[START RECORD LIST]

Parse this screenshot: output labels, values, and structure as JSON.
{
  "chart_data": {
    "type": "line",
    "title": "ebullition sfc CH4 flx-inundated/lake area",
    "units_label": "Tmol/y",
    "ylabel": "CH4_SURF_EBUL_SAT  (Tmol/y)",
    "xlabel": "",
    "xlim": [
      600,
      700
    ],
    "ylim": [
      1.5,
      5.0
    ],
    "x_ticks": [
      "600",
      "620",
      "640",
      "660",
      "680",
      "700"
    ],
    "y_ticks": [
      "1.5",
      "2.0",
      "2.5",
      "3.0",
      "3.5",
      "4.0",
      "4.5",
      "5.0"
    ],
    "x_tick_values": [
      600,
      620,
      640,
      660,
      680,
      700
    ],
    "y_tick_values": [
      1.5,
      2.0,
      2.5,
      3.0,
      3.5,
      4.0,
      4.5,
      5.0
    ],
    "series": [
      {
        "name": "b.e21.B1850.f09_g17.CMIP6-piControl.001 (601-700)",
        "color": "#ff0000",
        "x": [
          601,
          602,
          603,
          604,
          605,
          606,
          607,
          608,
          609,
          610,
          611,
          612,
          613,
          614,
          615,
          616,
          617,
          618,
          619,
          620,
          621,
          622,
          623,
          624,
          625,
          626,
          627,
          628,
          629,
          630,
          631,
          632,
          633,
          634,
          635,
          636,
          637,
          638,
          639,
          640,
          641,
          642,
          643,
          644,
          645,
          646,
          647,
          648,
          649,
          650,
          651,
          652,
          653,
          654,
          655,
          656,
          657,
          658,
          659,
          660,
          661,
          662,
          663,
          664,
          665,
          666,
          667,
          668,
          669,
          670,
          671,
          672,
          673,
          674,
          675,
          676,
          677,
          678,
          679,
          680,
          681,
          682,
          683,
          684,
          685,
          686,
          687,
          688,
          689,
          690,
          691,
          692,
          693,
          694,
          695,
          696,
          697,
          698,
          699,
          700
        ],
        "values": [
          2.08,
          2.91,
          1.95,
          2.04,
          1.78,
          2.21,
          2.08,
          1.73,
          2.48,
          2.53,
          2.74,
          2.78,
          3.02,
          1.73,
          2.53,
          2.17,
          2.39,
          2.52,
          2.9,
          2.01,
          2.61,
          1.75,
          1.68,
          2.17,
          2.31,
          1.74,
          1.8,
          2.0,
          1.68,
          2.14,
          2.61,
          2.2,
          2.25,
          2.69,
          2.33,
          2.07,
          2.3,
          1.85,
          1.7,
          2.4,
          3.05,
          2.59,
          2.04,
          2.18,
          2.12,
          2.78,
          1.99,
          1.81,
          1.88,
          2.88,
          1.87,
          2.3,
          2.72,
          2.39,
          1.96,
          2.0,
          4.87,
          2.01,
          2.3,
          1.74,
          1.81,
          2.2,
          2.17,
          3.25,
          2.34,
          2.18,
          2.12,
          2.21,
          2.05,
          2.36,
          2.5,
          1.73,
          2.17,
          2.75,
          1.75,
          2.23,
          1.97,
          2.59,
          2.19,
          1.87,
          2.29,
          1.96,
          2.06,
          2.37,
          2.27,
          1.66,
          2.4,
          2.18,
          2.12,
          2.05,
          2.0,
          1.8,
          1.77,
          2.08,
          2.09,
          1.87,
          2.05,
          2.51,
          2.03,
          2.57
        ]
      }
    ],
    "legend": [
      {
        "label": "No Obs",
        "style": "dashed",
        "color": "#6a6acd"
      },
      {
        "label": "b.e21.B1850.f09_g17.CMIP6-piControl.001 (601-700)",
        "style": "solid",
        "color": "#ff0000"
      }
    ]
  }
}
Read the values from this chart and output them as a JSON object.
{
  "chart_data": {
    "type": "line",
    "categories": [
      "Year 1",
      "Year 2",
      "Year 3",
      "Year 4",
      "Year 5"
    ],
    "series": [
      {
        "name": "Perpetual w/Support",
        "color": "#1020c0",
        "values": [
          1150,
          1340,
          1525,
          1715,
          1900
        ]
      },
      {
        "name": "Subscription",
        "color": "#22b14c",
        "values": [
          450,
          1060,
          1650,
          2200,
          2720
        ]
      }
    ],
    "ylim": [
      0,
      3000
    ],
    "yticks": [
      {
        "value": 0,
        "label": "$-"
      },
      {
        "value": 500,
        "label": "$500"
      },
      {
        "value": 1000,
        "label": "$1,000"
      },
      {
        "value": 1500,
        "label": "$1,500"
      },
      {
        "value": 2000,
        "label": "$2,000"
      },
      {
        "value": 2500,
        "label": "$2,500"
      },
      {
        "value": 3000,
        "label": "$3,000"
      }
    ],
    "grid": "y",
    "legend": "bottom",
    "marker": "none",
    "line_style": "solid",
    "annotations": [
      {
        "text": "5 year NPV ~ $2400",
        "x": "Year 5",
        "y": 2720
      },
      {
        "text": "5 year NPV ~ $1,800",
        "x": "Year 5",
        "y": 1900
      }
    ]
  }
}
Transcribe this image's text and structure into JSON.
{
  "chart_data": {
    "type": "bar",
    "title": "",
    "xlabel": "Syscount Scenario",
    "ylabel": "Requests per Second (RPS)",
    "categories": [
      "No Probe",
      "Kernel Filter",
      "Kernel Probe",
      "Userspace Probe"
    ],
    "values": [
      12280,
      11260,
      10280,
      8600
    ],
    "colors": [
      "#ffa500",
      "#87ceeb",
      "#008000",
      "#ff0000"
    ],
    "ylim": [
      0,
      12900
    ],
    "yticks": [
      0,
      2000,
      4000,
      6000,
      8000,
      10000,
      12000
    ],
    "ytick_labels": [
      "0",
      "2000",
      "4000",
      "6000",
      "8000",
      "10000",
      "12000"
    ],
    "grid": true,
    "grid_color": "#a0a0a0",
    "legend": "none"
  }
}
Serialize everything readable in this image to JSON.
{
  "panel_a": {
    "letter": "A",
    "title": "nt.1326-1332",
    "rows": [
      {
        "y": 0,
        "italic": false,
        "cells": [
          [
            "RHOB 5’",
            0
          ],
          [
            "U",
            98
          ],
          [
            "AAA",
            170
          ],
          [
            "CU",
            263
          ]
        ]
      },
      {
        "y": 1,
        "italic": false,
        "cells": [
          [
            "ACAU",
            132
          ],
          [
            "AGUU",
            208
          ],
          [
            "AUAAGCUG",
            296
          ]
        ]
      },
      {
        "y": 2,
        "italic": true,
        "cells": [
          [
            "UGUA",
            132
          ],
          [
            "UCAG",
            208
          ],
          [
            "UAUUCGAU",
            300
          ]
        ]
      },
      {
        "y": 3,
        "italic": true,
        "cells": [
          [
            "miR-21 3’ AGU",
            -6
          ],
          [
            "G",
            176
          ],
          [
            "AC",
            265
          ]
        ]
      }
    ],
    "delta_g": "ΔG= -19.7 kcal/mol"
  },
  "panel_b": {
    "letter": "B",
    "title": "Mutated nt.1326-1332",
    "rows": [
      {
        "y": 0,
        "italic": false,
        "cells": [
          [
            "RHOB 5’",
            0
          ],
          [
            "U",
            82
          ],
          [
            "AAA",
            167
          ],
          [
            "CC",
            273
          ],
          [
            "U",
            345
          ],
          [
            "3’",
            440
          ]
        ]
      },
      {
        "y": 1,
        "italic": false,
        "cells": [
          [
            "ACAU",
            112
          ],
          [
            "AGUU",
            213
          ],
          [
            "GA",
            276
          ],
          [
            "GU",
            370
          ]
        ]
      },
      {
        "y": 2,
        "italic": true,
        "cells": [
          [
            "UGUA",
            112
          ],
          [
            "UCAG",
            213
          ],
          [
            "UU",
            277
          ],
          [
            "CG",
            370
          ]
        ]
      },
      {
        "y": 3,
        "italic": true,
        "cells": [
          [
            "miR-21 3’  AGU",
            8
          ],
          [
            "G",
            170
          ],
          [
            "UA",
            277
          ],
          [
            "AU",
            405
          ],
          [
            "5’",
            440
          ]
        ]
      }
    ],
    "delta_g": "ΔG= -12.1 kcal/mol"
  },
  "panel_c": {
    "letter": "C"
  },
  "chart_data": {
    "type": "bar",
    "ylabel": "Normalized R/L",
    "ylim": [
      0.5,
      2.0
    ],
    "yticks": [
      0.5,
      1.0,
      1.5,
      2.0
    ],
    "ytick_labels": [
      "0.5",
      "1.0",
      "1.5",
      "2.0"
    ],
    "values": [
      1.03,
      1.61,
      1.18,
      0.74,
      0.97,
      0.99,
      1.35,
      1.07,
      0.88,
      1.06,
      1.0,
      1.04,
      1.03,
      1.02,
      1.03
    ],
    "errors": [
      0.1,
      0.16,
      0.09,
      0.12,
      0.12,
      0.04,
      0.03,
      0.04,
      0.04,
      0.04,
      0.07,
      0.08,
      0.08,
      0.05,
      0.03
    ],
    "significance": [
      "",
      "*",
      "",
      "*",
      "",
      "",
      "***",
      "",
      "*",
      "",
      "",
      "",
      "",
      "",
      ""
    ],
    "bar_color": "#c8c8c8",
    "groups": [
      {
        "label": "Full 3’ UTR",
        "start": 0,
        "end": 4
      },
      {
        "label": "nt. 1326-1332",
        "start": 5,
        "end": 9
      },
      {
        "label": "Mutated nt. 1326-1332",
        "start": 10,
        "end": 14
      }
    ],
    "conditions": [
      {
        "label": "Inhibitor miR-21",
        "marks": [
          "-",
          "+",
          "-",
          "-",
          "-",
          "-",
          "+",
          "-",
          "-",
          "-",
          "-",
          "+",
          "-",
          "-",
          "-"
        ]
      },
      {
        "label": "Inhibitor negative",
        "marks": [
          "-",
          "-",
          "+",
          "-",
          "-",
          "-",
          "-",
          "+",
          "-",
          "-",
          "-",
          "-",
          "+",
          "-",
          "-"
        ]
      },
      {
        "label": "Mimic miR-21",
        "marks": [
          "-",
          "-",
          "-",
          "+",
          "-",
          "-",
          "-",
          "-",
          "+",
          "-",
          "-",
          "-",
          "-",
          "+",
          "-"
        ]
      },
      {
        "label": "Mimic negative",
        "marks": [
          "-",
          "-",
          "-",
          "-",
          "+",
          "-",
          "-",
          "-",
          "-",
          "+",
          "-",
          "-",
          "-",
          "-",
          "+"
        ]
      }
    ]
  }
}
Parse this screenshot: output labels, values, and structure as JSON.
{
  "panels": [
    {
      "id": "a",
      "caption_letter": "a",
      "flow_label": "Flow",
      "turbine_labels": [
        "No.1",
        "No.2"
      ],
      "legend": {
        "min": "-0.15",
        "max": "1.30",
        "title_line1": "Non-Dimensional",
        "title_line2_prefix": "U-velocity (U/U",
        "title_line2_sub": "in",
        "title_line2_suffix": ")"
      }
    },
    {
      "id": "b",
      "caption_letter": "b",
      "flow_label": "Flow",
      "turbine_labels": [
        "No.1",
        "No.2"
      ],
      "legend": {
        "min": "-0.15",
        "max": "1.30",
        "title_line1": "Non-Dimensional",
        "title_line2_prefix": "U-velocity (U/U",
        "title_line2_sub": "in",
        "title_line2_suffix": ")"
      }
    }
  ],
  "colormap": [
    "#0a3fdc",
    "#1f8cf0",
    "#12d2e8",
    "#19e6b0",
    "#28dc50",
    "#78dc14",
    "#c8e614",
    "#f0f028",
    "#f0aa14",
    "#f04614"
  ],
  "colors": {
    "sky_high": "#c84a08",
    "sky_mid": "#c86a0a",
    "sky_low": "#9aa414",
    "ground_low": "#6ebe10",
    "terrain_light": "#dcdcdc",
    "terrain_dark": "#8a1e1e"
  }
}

[END RECORD LIST]

**WHAT YOU NEED TO DO**. Track down every line holding the string "Probe" and copy it.

**THE RESPONSE**.
      "No Probe",
      "Kernel Probe",
      "Userspace Probe"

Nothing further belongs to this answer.